Leave out the pictures and copy every record exactly.

▸ Dataset records:
==*==

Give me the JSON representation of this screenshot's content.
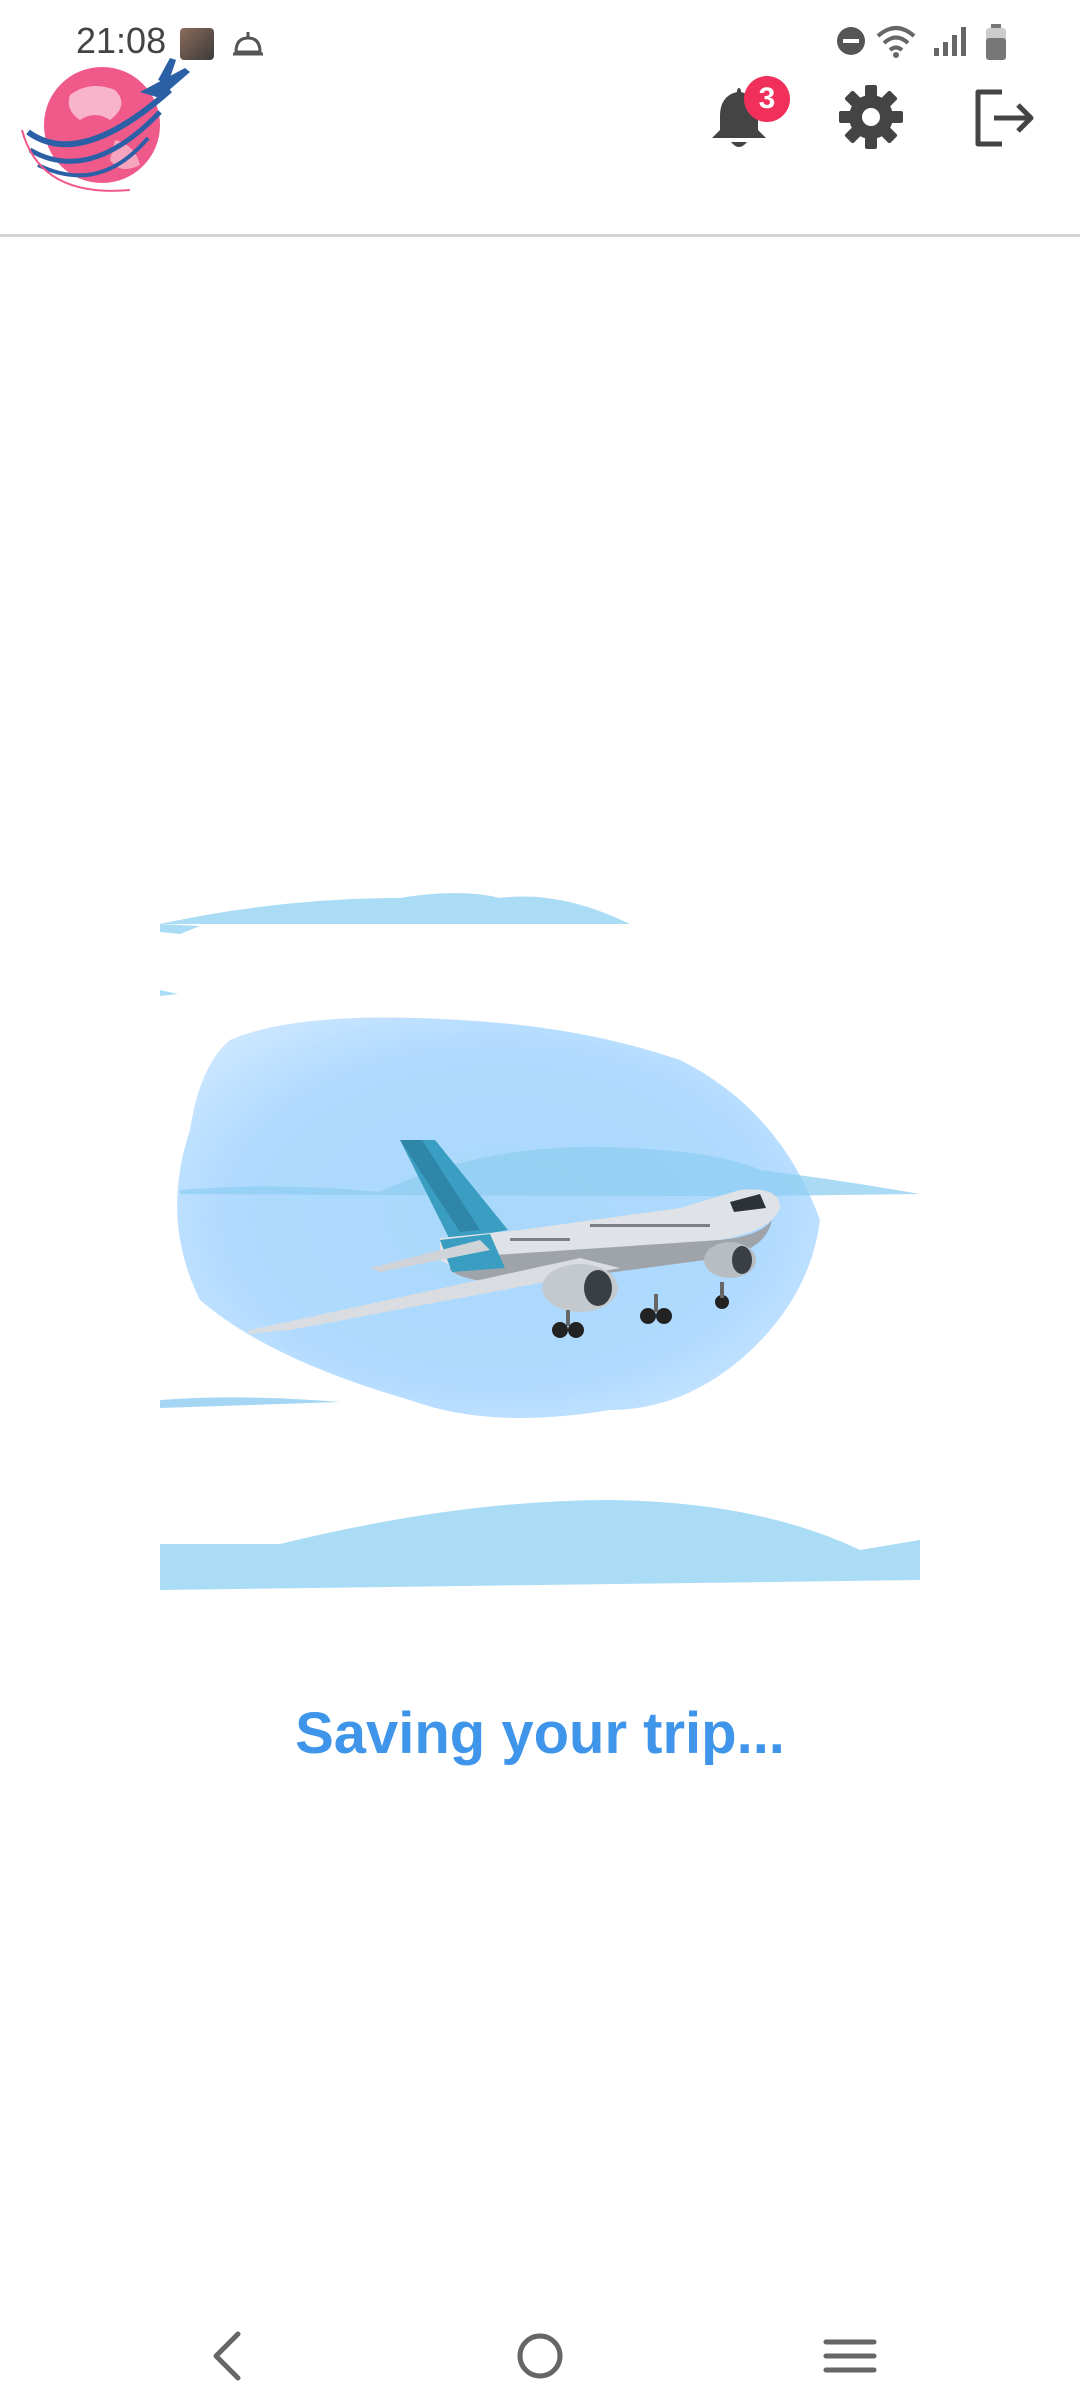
{
  "status_bar": {
    "time": "21:08"
  },
  "header": {
    "notification_count": "3"
  },
  "main": {
    "loading_text": "Saving your trip..."
  },
  "icons": {
    "logo": "globe-airplane-logo",
    "notifications": "bell-icon",
    "settings": "gear-icon",
    "logout": "logout-icon",
    "nav_back": "back-chevron-icon",
    "nav_home": "home-circle-icon",
    "nav_menu": "menu-lines-icon"
  },
  "colors": {
    "accent": "#3f95ea",
    "badge": "#f0305a",
    "logo_pink": "#f05a8a",
    "logo_blue": "#2b5fa6"
  }
}
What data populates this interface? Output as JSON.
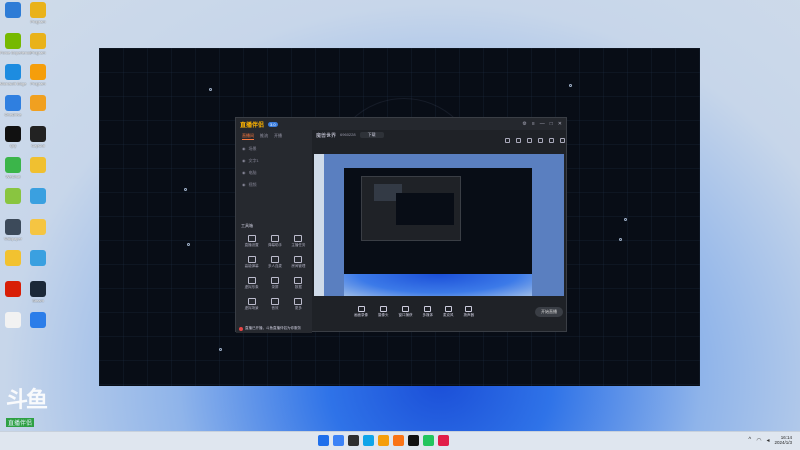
{
  "desktop": {
    "icons": [
      {
        "name": "windows-security-icon",
        "label": "",
        "color": "#2e7cd6"
      },
      {
        "name": "app-icon-1",
        "label": "Program",
        "color": "#e9b21a"
      },
      {
        "name": "nvidia-icon",
        "label": "GeForce Experience",
        "color": "#76b900"
      },
      {
        "name": "app-icon-2",
        "label": "Program",
        "color": "#e9b21a"
      },
      {
        "name": "edge-icon",
        "label": "Microsoft Edge",
        "color": "#1d8ce0"
      },
      {
        "name": "app-icon-3",
        "label": "Program",
        "color": "#f59e0b"
      },
      {
        "name": "onedrive-icon",
        "label": "OneDrive",
        "color": "#2f7fe0"
      },
      {
        "name": "help-icon",
        "label": "",
        "color": "#f0a020"
      },
      {
        "name": "qq-icon",
        "label": "QQ",
        "color": "#111111"
      },
      {
        "name": "capcut-icon",
        "label": "CapCut",
        "color": "#222222"
      },
      {
        "name": "wechat-icon",
        "label": "WeChat",
        "color": "#3bb54a"
      },
      {
        "name": "app-icon-4",
        "label": "",
        "color": "#f0c030"
      },
      {
        "name": "app-icon-5",
        "label": "",
        "color": "#89c540"
      },
      {
        "name": "app-icon-6",
        "label": "",
        "color": "#3aa0e0"
      },
      {
        "name": "wallpaper-icon",
        "label": "Wallpaper",
        "color": "#3c4a5a"
      },
      {
        "name": "folder-icon",
        "label": "",
        "color": "#f5c542"
      },
      {
        "name": "app-icon-7",
        "label": "",
        "color": "#f2c230"
      },
      {
        "name": "app-icon-8",
        "label": "",
        "color": "#3aa0e0"
      },
      {
        "name": "netease-music-icon",
        "label": "",
        "color": "#d81e06"
      },
      {
        "name": "steam-icon",
        "label": "Steam",
        "color": "#1b2838"
      },
      {
        "name": "file-icon",
        "label": "",
        "color": "#f2f2f2"
      },
      {
        "name": "media-icon",
        "label": "",
        "color": "#2b7de9"
      }
    ],
    "watermark": {
      "logo": "斗鱼",
      "sub": "直播伴侣"
    }
  },
  "app": {
    "logo": "直播伴侣",
    "version": "3.0",
    "title_controls": [
      "⚙",
      "≡",
      "—",
      "□",
      "✕"
    ],
    "tabs": [
      "直播间",
      "推流",
      "开播"
    ],
    "side_rows": [
      "场景",
      "文字1",
      "电脑",
      "视频"
    ],
    "tools_title": "工具箱",
    "tools": [
      "直播设置",
      "弹幕助手",
      "主播任务",
      "高能弹幕",
      "多人连麦",
      "房间管理",
      "虚拟形象",
      "录屏",
      "数据",
      "虚拟场景",
      "音效",
      "更多"
    ],
    "footer_notice": "直播已开播，斗鱼直播伴侣为你服务",
    "room": {
      "title": "魔兽世界",
      "id": "6960228",
      "pill": "下载"
    },
    "controls": [
      "画面录像",
      "摄像头",
      "窗口捕获",
      "多媒体",
      "麦克风",
      "扬声器"
    ],
    "start_label": "开始直播"
  },
  "taskbar": {
    "time": "16:14",
    "date": "2024/1/3",
    "colors": [
      "#1f6feb",
      "#3b82f6",
      "#2f2f2f",
      "#0ea5e9",
      "#f59e0b",
      "#f97316",
      "#111111",
      "#22c55e",
      "#e11d48"
    ]
  }
}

==*==

▸ Result:
Give me the JSON representation of this screenshot's content.
{
  "status_bar": {
    "time": "21:08"
  },
  "header": {
    "notification_count": "3"
  },
  "main": {
    "loading_text": "Saving your trip..."
  },
  "icons": {
    "logo": "globe-airplane-logo",
    "notifications": "bell-icon",
    "settings": "gear-icon",
    "logout": "logout-icon",
    "nav_back": "back-chevron-icon",
    "nav_home": "home-circle-icon",
    "nav_menu": "menu-lines-icon"
  },
  "colors": {
    "accent": "#3f95ea",
    "badge": "#f0305a",
    "logo_pink": "#f05a8a",
    "logo_blue": "#2b5fa6"
  }
}
What data populates this interface? Output as JSON.
{
  "desktop": {
    "icons": [
      {
        "name": "windows-security-icon",
        "label": "",
        "color": "#2e7cd6"
      },
      {
        "name": "app-icon-1",
        "label": "Program",
        "color": "#e9b21a"
      },
      {
        "name": "nvidia-icon",
        "label": "GeForce Experience",
        "color": "#76b900"
      },
      {
        "name": "app-icon-2",
        "label": "Program",
        "color": "#e9b21a"
      },
      {
        "name": "edge-icon",
        "label": "Microsoft Edge",
        "color": "#1d8ce0"
      },
      {
        "name": "app-icon-3",
        "label": "Program",
        "color": "#f59e0b"
      },
      {
        "name": "onedrive-icon",
        "label": "OneDrive",
        "color": "#2f7fe0"
      },
      {
        "name": "help-icon",
        "label": "",
        "color": "#f0a020"
      },
      {
        "name": "qq-icon",
        "label": "QQ",
        "color": "#111111"
      },
      {
        "name": "capcut-icon",
        "label": "CapCut",
        "color": "#222222"
      },
      {
        "name": "wechat-icon",
        "label": "WeChat",
        "color": "#3bb54a"
      },
      {
        "name": "app-icon-4",
        "label": "",
        "color": "#f0c030"
      },
      {
        "name": "app-icon-5",
        "label": "",
        "color": "#89c540"
      },
      {
        "name": "app-icon-6",
        "label": "",
        "color": "#3aa0e0"
      },
      {
        "name": "wallpaper-icon",
        "label": "Wallpaper",
        "color": "#3c4a5a"
      },
      {
        "name": "folder-icon",
        "label": "",
        "color": "#f5c542"
      },
      {
        "name": "app-icon-7",
        "label": "",
        "color": "#f2c230"
      },
      {
        "name": "app-icon-8",
        "label": "",
        "color": "#3aa0e0"
      },
      {
        "name": "netease-music-icon",
        "label": "",
        "color": "#d81e06"
      },
      {
        "name": "steam-icon",
        "label": "Steam",
        "color": "#1b2838"
      },
      {
        "name": "file-icon",
        "label": "",
        "color": "#f2f2f2"
      },
      {
        "name": "media-icon",
        "label": "",
        "color": "#2b7de9"
      }
    ],
    "watermark": {
      "logo": "斗鱼",
      "sub": "直播伴侣"
    }
  },
  "app": {
    "logo": "直播伴侣",
    "version": "3.0",
    "title_controls": [
      "⚙",
      "≡",
      "—",
      "□",
      "✕"
    ],
    "tabs": [
      "直播间",
      "推流",
      "开播"
    ],
    "side_rows": [
      "场景",
      "文字1",
      "电脑",
      "视频"
    ],
    "tools_title": "工具箱",
    "tools": [
      "直播设置",
      "弹幕助手",
      "主播任务",
      "高能弹幕",
      "多人连麦",
      "房间管理",
      "虚拟形象",
      "录屏",
      "数据",
      "虚拟场景",
      "音效",
      "更多"
    ],
    "footer_notice": "直播已开播，斗鱼直播伴侣为你服务",
    "room": {
      "title": "魔兽世界",
      "id": "6960228",
      "pill": "下载"
    },
    "controls": [
      "画面录像",
      "摄像头",
      "窗口捕获",
      "多媒体",
      "麦克风",
      "扬声器"
    ],
    "start_label": "开始直播"
  },
  "taskbar": {
    "time": "16:14",
    "date": "2024/1/3",
    "colors": [
      "#1f6feb",
      "#3b82f6",
      "#2f2f2f",
      "#0ea5e9",
      "#f59e0b",
      "#f97316",
      "#111111",
      "#22c55e",
      "#e11d48"
    ]
  }
}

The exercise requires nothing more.